THE EXERCISE
Wherever "this" appears in a line, list that line.

THE DATA

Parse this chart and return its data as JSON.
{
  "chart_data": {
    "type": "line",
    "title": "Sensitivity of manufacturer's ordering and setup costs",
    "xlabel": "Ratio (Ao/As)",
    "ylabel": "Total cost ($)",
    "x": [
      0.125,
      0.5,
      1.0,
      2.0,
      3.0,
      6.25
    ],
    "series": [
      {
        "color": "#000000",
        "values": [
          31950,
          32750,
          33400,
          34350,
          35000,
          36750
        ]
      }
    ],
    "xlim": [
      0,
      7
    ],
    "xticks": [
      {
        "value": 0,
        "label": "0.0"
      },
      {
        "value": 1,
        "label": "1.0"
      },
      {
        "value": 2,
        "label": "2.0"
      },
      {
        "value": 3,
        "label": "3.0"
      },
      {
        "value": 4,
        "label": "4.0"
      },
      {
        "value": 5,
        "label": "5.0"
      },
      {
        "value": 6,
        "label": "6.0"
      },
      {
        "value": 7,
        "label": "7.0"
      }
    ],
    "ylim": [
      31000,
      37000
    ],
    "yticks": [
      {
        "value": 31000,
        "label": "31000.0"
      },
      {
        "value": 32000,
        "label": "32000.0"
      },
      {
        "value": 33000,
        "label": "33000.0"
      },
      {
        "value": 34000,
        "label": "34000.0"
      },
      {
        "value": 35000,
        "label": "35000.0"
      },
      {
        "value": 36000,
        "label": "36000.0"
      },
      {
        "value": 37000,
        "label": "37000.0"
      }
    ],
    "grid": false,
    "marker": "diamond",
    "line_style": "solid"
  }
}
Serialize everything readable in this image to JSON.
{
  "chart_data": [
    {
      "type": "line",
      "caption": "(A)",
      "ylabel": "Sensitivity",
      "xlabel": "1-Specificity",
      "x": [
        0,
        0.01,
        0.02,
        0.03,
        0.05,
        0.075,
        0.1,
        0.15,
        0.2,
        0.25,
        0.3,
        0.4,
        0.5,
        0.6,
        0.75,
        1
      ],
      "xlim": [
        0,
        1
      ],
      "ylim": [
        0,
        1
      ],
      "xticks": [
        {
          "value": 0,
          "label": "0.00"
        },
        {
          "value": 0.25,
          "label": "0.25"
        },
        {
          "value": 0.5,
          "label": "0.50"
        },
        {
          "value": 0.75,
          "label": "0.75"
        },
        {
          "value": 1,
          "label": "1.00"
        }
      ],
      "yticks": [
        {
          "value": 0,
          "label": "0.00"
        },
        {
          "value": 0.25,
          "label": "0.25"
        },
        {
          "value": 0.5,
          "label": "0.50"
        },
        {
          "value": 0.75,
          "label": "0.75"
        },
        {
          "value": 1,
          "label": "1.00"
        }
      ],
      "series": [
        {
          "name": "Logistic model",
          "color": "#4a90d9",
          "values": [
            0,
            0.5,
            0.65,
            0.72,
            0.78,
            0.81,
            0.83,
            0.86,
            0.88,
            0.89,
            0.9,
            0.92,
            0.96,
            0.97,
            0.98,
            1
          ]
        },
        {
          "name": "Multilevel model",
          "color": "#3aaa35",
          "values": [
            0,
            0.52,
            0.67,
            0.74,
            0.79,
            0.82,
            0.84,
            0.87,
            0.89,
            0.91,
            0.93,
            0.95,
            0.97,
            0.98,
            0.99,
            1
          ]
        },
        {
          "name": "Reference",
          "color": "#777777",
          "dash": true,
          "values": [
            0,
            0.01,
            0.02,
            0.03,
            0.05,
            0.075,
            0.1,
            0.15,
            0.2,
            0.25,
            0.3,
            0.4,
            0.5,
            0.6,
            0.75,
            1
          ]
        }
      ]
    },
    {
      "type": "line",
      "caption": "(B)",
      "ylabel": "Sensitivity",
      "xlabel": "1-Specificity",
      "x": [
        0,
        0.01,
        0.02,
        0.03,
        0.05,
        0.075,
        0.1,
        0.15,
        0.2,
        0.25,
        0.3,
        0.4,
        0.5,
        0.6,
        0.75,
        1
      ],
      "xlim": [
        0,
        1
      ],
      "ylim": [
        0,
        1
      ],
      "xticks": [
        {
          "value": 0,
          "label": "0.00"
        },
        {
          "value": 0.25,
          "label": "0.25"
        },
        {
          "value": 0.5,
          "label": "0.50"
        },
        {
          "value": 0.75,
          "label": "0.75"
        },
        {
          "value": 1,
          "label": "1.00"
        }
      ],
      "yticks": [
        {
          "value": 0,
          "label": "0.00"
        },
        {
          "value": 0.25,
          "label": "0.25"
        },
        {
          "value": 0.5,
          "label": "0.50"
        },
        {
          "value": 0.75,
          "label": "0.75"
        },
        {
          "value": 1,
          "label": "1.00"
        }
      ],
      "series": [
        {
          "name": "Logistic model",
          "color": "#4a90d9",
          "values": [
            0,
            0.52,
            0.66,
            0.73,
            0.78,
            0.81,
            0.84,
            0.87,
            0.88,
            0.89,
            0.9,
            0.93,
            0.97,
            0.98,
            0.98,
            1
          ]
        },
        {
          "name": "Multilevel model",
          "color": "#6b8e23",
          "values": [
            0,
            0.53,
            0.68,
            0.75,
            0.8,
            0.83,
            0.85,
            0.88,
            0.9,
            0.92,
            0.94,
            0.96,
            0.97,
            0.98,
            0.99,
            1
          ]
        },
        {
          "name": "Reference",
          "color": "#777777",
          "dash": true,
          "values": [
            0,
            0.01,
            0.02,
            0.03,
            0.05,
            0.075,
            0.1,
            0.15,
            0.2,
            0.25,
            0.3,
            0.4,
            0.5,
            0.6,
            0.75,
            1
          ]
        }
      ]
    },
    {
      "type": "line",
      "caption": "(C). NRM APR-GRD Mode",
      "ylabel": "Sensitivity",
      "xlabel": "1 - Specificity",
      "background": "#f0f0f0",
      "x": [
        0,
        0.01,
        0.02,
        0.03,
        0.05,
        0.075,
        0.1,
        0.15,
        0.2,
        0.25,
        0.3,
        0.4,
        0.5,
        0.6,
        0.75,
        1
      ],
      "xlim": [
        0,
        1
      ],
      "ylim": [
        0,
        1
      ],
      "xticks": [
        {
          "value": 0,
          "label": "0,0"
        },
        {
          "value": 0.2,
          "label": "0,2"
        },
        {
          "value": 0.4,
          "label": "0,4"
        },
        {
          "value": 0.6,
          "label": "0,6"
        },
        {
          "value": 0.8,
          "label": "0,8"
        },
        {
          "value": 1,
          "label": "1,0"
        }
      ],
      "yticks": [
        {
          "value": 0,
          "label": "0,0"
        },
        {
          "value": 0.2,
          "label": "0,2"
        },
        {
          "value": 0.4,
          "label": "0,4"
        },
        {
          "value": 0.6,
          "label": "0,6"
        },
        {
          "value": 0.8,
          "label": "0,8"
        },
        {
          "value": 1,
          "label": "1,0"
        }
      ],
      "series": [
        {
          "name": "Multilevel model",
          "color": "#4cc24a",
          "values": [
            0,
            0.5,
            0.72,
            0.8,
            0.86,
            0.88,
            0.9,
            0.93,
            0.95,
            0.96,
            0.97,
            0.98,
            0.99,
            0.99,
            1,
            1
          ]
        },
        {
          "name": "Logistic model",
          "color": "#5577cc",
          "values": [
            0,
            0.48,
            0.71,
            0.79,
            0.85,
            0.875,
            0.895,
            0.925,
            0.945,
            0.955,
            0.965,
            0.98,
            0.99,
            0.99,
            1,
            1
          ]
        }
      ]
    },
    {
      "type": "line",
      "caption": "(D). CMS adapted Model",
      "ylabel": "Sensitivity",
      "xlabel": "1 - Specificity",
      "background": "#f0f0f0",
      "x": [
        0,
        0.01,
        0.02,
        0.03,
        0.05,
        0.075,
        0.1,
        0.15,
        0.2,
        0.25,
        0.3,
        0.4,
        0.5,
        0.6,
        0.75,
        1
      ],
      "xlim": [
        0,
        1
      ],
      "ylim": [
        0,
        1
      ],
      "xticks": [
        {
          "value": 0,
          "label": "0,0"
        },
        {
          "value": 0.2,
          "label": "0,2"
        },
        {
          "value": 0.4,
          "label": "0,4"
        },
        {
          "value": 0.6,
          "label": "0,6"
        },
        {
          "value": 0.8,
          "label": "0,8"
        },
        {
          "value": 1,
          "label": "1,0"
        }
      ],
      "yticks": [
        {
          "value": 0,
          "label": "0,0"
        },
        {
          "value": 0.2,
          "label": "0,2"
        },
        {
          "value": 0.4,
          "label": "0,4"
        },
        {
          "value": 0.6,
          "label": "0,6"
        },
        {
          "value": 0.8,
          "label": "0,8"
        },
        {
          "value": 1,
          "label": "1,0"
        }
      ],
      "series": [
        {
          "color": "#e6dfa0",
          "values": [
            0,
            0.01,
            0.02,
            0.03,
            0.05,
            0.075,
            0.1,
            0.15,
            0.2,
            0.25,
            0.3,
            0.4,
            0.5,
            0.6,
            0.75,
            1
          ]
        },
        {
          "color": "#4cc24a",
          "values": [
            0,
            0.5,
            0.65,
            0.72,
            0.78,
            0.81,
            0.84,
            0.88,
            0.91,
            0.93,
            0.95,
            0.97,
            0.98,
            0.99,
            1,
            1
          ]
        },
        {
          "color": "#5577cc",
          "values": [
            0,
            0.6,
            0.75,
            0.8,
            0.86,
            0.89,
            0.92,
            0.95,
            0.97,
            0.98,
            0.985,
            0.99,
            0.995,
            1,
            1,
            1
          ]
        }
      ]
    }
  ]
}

EXERCISE OUTPUT
Parse this chart and return its data as JSON.
Serialize everything readable in this image to JSON.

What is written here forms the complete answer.